**DO THIS**.
Return the count of lines that hold the string "women", with no other words.

[Figure contents as structured data]
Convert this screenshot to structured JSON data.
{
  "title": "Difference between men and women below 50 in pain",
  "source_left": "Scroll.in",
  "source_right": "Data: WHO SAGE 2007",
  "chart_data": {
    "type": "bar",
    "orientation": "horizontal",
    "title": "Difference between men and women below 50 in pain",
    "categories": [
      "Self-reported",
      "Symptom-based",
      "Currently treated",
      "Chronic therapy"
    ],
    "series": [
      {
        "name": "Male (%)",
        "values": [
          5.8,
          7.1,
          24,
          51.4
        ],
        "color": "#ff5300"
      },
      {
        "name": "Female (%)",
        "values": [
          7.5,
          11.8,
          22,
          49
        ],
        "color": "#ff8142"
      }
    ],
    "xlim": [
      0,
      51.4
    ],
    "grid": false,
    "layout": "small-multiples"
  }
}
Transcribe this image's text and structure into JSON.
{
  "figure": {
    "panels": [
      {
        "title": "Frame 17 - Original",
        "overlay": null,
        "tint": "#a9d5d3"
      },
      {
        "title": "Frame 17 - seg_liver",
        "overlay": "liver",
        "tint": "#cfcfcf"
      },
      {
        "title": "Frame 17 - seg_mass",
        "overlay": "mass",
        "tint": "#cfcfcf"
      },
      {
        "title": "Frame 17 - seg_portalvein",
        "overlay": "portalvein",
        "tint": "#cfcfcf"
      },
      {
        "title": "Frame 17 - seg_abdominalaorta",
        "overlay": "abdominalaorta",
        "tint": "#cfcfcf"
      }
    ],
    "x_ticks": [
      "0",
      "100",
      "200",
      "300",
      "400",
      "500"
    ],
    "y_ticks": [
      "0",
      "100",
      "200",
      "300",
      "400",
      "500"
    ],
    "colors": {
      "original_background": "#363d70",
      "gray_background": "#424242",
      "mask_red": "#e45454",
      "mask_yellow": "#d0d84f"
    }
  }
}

**RESULT OF THIS TASK**.
2